## What the exercise asks
Please say how many lines of the listing hold "this", with no other words in the answer.

§ §

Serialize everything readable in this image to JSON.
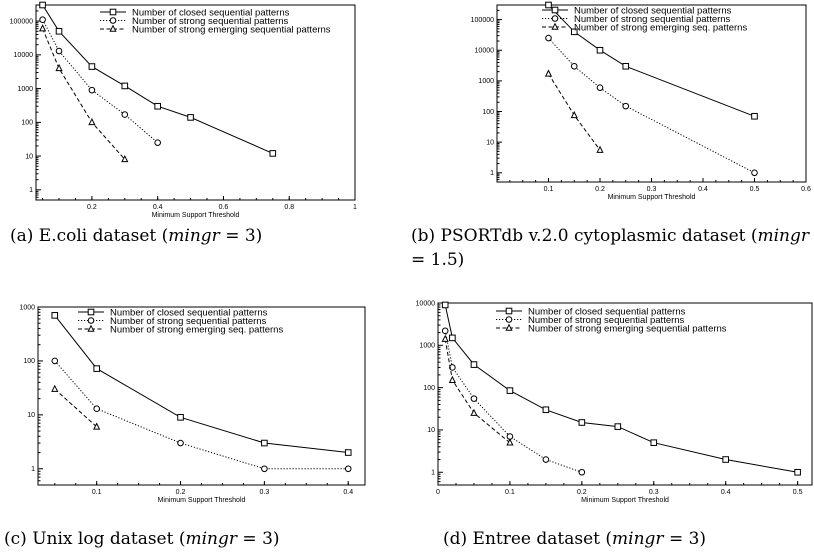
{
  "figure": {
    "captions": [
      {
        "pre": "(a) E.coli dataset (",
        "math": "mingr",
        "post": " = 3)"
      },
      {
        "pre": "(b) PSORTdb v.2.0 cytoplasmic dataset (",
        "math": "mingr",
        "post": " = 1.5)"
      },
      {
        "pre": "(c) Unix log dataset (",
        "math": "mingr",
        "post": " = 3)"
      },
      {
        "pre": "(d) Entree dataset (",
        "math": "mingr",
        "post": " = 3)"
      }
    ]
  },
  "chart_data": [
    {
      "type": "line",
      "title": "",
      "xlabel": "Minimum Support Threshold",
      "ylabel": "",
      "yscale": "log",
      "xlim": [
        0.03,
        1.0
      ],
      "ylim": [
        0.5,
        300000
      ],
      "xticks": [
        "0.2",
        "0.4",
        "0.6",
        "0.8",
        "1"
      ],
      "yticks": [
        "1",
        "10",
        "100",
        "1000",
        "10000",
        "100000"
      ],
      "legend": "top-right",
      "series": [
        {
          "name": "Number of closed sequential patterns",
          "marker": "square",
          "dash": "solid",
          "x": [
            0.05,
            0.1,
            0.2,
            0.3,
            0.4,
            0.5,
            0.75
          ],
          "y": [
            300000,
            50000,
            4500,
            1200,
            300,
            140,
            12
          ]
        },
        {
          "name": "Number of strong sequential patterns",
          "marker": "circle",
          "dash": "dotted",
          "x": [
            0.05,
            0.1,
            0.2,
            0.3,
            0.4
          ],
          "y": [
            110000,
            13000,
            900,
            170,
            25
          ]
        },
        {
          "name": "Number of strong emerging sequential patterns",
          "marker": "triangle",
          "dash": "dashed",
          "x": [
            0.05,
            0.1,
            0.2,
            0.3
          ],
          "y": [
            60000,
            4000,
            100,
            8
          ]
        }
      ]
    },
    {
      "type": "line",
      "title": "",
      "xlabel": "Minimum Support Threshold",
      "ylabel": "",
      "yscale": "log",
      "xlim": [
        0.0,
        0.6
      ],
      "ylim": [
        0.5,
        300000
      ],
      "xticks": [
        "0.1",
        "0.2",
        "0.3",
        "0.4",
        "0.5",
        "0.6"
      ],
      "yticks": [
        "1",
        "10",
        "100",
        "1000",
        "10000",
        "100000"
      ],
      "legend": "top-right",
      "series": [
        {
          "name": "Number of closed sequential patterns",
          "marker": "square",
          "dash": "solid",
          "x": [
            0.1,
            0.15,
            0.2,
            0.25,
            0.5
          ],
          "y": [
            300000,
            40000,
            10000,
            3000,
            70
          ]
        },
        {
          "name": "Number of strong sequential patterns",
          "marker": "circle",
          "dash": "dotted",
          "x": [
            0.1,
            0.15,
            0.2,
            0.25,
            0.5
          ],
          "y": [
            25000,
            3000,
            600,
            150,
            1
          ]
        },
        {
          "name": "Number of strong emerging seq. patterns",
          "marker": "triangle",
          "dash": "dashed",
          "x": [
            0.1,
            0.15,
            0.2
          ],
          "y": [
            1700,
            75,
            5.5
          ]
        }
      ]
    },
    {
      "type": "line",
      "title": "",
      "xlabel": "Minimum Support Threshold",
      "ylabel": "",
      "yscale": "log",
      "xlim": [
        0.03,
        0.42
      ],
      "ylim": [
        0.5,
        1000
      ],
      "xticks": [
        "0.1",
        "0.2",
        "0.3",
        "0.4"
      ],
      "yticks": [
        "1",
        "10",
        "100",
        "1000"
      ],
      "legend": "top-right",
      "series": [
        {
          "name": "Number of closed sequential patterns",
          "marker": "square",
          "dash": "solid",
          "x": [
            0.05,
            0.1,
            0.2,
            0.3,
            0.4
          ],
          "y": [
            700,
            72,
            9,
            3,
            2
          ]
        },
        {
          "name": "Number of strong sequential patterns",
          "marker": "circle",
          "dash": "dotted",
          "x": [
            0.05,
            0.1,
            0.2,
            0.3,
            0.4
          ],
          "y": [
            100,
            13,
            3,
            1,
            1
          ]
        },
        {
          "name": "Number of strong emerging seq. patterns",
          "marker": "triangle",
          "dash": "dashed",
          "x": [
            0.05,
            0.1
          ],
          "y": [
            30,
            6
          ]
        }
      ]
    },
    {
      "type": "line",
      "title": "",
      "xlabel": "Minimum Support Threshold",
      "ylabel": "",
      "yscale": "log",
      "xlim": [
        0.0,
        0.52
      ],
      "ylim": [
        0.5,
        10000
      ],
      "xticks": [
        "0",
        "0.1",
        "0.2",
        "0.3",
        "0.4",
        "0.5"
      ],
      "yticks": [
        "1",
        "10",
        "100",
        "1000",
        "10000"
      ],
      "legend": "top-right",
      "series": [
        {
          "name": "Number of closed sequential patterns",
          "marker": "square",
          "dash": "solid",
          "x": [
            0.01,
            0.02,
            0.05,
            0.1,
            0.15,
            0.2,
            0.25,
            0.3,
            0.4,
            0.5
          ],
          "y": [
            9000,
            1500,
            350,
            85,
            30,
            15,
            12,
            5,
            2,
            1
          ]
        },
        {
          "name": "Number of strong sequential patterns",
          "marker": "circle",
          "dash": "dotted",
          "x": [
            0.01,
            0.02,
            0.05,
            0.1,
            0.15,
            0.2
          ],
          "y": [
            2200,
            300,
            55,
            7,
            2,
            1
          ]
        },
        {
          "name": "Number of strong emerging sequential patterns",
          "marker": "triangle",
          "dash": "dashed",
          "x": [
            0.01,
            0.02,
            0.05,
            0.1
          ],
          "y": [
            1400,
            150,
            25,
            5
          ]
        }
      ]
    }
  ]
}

§ §

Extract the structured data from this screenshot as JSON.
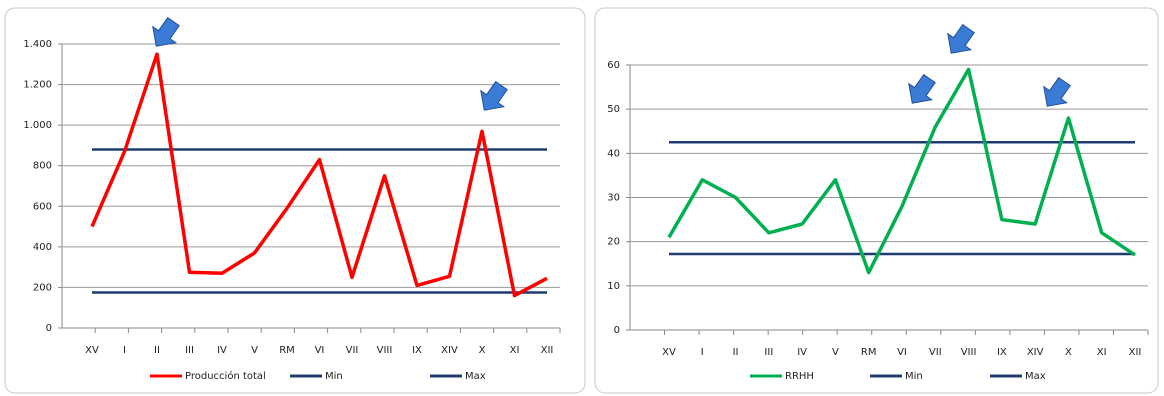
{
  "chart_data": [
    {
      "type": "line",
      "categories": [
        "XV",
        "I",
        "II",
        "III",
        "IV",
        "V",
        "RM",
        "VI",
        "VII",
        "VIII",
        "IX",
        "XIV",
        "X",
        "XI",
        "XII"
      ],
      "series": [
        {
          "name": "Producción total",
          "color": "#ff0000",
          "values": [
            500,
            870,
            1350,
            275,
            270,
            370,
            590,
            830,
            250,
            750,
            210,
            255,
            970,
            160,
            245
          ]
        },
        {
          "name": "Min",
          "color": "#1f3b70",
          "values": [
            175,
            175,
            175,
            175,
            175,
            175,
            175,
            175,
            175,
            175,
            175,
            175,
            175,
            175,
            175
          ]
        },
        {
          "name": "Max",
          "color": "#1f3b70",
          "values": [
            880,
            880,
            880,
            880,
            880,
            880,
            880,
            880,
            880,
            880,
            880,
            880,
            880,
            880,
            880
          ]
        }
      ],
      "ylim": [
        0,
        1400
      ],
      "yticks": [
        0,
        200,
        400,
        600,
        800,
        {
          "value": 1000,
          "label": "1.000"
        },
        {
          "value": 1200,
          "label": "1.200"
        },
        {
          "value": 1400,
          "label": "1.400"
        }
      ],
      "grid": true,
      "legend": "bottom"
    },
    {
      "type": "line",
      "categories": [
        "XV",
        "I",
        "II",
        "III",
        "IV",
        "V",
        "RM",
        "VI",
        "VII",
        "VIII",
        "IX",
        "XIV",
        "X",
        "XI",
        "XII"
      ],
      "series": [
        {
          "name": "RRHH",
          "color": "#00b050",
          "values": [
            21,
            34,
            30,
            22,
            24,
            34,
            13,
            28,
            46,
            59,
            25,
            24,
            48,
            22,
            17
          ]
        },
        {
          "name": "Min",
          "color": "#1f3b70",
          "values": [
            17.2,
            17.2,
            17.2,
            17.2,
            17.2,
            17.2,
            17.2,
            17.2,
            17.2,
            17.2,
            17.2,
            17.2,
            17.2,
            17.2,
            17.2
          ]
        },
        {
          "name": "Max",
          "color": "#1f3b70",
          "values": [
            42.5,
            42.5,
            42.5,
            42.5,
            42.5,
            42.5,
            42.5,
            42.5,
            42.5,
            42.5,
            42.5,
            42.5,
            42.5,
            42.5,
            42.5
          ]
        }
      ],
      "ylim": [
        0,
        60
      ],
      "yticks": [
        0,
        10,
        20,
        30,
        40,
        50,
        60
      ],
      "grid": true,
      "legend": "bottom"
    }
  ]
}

§ §

## Task result
2